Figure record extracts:
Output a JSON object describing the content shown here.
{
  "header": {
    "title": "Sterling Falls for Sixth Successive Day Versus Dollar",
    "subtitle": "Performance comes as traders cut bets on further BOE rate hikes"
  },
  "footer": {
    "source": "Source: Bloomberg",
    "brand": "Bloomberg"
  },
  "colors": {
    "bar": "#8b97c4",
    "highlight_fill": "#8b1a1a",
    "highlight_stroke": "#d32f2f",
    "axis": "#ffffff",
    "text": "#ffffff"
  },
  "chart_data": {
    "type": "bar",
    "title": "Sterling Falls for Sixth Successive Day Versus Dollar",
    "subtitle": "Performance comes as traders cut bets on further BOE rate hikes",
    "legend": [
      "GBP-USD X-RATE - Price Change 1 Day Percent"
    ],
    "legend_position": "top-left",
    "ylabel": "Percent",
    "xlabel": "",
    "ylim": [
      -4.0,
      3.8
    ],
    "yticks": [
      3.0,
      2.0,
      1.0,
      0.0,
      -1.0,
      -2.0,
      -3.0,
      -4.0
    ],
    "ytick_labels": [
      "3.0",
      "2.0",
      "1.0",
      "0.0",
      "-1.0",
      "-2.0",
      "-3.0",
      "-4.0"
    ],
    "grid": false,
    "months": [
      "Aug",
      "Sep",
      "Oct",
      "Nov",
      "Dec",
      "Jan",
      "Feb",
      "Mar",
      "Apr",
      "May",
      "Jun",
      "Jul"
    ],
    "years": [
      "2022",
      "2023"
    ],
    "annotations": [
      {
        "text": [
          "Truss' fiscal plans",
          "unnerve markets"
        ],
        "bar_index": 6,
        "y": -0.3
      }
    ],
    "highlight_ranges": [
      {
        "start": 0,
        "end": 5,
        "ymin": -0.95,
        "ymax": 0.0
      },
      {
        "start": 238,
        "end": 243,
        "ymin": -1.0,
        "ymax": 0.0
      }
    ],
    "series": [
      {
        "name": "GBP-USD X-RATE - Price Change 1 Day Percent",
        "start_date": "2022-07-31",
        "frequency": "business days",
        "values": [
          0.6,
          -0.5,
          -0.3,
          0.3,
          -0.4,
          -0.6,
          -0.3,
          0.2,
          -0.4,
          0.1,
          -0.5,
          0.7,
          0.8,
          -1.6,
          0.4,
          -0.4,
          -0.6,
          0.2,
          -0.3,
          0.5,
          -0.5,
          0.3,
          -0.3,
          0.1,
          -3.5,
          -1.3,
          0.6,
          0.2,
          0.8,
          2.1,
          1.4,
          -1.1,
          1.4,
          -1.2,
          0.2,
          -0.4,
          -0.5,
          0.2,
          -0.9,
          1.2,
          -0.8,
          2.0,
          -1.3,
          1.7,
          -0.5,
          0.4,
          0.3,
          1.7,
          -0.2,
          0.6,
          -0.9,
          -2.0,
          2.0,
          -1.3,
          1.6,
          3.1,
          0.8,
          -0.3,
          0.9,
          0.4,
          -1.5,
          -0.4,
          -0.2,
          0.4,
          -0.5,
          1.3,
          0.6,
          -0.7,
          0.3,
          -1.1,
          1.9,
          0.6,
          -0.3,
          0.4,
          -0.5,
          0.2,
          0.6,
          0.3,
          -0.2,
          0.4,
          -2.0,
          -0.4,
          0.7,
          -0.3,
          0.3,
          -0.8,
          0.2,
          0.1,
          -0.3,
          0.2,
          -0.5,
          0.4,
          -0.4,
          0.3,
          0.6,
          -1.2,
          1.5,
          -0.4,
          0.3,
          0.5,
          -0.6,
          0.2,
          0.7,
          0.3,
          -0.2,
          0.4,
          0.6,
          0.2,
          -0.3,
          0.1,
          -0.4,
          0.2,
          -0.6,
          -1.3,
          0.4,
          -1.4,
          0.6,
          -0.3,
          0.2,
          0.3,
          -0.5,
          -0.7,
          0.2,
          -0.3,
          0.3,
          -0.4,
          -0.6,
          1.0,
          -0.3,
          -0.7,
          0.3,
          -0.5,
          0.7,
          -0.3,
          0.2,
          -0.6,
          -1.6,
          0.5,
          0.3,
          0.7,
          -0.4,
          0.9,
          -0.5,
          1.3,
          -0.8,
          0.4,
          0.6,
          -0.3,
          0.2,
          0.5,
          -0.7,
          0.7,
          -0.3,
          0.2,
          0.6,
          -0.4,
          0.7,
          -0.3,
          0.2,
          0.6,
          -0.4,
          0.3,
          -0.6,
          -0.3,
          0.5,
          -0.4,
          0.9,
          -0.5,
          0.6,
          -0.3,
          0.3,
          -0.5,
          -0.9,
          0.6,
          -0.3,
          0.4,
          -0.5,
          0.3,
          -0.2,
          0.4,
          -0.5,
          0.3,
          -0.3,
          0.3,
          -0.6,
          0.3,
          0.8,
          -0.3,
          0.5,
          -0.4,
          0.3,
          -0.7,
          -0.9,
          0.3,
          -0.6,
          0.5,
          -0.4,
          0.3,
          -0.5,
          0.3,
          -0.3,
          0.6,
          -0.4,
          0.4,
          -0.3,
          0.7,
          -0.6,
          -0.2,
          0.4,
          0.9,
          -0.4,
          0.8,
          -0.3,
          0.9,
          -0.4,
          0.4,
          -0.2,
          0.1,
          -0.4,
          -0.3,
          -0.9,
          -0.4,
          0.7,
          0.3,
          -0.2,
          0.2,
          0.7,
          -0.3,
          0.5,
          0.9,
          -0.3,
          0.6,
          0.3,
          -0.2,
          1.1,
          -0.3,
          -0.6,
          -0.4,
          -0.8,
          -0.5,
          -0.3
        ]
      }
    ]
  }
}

- [Instructions to follow]: The lines above should be duplicated exactly.

- [Correct output]:
Output a JSON object describing the content shown here.
{
  "header": {
    "title": "Sterling Falls for Sixth Successive Day Versus Dollar",
    "subtitle": "Performance comes as traders cut bets on further BOE rate hikes"
  },
  "footer": {
    "source": "Source: Bloomberg",
    "brand": "Bloomberg"
  },
  "colors": {
    "bar": "#8b97c4",
    "highlight_fill": "#8b1a1a",
    "highlight_stroke": "#d32f2f",
    "axis": "#ffffff",
    "text": "#ffffff"
  },
  "chart_data": {
    "type": "bar",
    "title": "Sterling Falls for Sixth Successive Day Versus Dollar",
    "subtitle": "Performance comes as traders cut bets on further BOE rate hikes",
    "legend": [
      "GBP-USD X-RATE - Price Change 1 Day Percent"
    ],
    "legend_position": "top-left",
    "ylabel": "Percent",
    "xlabel": "",
    "ylim": [
      -4.0,
      3.8
    ],
    "yticks": [
      3.0,
      2.0,
      1.0,
      0.0,
      -1.0,
      -2.0,
      -3.0,
      -4.0
    ],
    "ytick_labels": [
      "3.0",
      "2.0",
      "1.0",
      "0.0",
      "-1.0",
      "-2.0",
      "-3.0",
      "-4.0"
    ],
    "grid": false,
    "months": [
      "Aug",
      "Sep",
      "Oct",
      "Nov",
      "Dec",
      "Jan",
      "Feb",
      "Mar",
      "Apr",
      "May",
      "Jun",
      "Jul"
    ],
    "years": [
      "2022",
      "2023"
    ],
    "annotations": [
      {
        "text": [
          "Truss' fiscal plans",
          "unnerve markets"
        ],
        "bar_index": 6,
        "y": -0.3
      }
    ],
    "highlight_ranges": [
      {
        "start": 0,
        "end": 5,
        "ymin": -0.95,
        "ymax": 0.0
      },
      {
        "start": 238,
        "end": 243,
        "ymin": -1.0,
        "ymax": 0.0
      }
    ],
    "series": [
      {
        "name": "GBP-USD X-RATE - Price Change 1 Day Percent",
        "start_date": "2022-07-31",
        "frequency": "business days",
        "values": [
          0.6,
          -0.5,
          -0.3,
          0.3,
          -0.4,
          -0.6,
          -0.3,
          0.2,
          -0.4,
          0.1,
          -0.5,
          0.7,
          0.8,
          -1.6,
          0.4,
          -0.4,
          -0.6,
          0.2,
          -0.3,
          0.5,
          -0.5,
          0.3,
          -0.3,
          0.1,
          -3.5,
          -1.3,
          0.6,
          0.2,
          0.8,
          2.1,
          1.4,
          -1.1,
          1.4,
          -1.2,
          0.2,
          -0.4,
          -0.5,
          0.2,
          -0.9,
          1.2,
          -0.8,
          2.0,
          -1.3,
          1.7,
          -0.5,
          0.4,
          0.3,
          1.7,
          -0.2,
          0.6,
          -0.9,
          -2.0,
          2.0,
          -1.3,
          1.6,
          3.1,
          0.8,
          -0.3,
          0.9,
          0.4,
          -1.5,
          -0.4,
          -0.2,
          0.4,
          -0.5,
          1.3,
          0.6,
          -0.7,
          0.3,
          -1.1,
          1.9,
          0.6,
          -0.3,
          0.4,
          -0.5,
          0.2,
          0.6,
          0.3,
          -0.2,
          0.4,
          -2.0,
          -0.4,
          0.7,
          -0.3,
          0.3,
          -0.8,
          0.2,
          0.1,
          -0.3,
          0.2,
          -0.5,
          0.4,
          -0.4,
          0.3,
          0.6,
          -1.2,
          1.5,
          -0.4,
          0.3,
          0.5,
          -0.6,
          0.2,
          0.7,
          0.3,
          -0.2,
          0.4,
          0.6,
          0.2,
          -0.3,
          0.1,
          -0.4,
          0.2,
          -0.6,
          -1.3,
          0.4,
          -1.4,
          0.6,
          -0.3,
          0.2,
          0.3,
          -0.5,
          -0.7,
          0.2,
          -0.3,
          0.3,
          -0.4,
          -0.6,
          1.0,
          -0.3,
          -0.7,
          0.3,
          -0.5,
          0.7,
          -0.3,
          0.2,
          -0.6,
          -1.6,
          0.5,
          0.3,
          0.7,
          -0.4,
          0.9,
          -0.5,
          1.3,
          -0.8,
          0.4,
          0.6,
          -0.3,
          0.2,
          0.5,
          -0.7,
          0.7,
          -0.3,
          0.2,
          0.6,
          -0.4,
          0.7,
          -0.3,
          0.2,
          0.6,
          -0.4,
          0.3,
          -0.6,
          -0.3,
          0.5,
          -0.4,
          0.9,
          -0.5,
          0.6,
          -0.3,
          0.3,
          -0.5,
          -0.9,
          0.6,
          -0.3,
          0.4,
          -0.5,
          0.3,
          -0.2,
          0.4,
          -0.5,
          0.3,
          -0.3,
          0.3,
          -0.6,
          0.3,
          0.8,
          -0.3,
          0.5,
          -0.4,
          0.3,
          -0.7,
          -0.9,
          0.3,
          -0.6,
          0.5,
          -0.4,
          0.3,
          -0.5,
          0.3,
          -0.3,
          0.6,
          -0.4,
          0.4,
          -0.3,
          0.7,
          -0.6,
          -0.2,
          0.4,
          0.9,
          -0.4,
          0.8,
          -0.3,
          0.9,
          -0.4,
          0.4,
          -0.2,
          0.1,
          -0.4,
          -0.3,
          -0.9,
          -0.4,
          0.7,
          0.3,
          -0.2,
          0.2,
          0.7,
          -0.3,
          0.5,
          0.9,
          -0.3,
          0.6,
          0.3,
          -0.2,
          1.1,
          -0.3,
          -0.6,
          -0.4,
          -0.8,
          -0.5,
          -0.3
        ]
      }
    ]
  }
}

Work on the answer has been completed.